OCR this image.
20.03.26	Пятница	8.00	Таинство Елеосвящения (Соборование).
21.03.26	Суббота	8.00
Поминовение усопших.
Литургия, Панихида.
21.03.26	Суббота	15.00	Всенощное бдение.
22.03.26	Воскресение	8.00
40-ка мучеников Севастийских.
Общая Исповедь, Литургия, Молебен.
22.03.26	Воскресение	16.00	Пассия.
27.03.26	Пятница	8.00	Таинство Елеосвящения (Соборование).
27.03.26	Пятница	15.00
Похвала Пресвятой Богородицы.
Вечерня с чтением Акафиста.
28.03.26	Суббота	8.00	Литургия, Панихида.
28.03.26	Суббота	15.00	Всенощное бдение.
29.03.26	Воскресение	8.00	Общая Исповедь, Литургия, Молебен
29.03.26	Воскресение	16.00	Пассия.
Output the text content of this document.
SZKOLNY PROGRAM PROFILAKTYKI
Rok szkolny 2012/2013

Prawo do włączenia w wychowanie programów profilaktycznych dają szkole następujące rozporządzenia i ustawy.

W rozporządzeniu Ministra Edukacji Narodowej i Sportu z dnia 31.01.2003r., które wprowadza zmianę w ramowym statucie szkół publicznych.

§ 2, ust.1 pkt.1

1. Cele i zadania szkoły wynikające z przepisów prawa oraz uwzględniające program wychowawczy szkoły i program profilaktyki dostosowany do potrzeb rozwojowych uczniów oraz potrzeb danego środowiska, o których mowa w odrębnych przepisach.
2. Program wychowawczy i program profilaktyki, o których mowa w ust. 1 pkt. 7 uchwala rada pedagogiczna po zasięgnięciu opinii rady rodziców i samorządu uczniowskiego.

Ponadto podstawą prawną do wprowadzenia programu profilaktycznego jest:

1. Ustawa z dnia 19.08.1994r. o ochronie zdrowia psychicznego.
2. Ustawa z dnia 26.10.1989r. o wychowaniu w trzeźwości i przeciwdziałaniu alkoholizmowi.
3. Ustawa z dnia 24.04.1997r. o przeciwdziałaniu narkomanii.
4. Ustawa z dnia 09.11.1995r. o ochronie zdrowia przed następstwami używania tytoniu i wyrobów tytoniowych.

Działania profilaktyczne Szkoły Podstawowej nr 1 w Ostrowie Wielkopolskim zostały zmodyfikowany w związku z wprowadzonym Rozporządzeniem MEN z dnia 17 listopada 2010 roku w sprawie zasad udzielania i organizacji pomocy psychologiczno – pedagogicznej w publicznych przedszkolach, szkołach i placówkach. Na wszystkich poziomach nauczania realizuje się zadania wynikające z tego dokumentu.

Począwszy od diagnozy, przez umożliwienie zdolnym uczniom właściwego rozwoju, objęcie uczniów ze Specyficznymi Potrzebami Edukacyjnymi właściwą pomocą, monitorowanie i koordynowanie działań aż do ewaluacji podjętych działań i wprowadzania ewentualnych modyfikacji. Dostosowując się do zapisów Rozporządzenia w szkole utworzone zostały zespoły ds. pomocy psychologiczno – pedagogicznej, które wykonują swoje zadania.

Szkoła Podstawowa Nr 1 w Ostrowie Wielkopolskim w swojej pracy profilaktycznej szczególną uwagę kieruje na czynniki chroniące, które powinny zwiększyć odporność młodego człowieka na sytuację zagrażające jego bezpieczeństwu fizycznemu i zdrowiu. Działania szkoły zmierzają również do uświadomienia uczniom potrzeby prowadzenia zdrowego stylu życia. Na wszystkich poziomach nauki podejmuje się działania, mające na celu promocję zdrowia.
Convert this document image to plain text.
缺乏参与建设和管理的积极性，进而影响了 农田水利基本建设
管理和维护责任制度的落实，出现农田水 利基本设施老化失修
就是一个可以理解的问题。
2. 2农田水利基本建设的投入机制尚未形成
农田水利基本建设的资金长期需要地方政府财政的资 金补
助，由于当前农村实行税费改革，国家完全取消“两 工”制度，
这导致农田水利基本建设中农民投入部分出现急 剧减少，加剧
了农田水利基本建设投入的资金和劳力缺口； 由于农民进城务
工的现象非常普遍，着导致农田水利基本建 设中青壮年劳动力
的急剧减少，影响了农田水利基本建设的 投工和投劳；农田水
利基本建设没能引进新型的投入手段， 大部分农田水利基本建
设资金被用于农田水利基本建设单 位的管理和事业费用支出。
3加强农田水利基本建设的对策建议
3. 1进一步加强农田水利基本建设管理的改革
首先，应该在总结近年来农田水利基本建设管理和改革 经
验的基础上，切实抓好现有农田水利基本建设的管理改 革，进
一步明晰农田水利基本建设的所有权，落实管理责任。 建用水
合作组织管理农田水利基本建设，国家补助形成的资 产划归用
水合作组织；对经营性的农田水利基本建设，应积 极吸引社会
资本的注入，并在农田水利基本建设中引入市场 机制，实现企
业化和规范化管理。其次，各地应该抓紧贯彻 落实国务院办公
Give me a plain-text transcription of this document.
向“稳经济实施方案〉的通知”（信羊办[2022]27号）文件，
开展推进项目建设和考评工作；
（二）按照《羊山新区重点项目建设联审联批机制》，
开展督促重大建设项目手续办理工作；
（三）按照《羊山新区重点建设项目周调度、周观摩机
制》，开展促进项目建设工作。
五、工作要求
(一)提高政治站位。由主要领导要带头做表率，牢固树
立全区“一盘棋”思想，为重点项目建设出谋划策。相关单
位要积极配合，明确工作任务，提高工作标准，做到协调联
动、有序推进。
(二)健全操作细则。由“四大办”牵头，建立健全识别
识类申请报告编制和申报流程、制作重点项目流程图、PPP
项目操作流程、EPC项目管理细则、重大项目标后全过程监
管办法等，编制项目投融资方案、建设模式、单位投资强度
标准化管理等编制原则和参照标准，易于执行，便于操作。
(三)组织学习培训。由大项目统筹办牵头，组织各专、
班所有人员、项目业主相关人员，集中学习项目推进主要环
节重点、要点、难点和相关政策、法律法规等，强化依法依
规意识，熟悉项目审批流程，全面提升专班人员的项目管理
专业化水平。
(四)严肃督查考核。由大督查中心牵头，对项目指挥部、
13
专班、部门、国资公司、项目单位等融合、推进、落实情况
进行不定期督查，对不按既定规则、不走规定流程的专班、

****

**Required task:**
Of the lines in the listing above, how many hold the string "Таинство"? Reply with the number only.

**Full output:**
2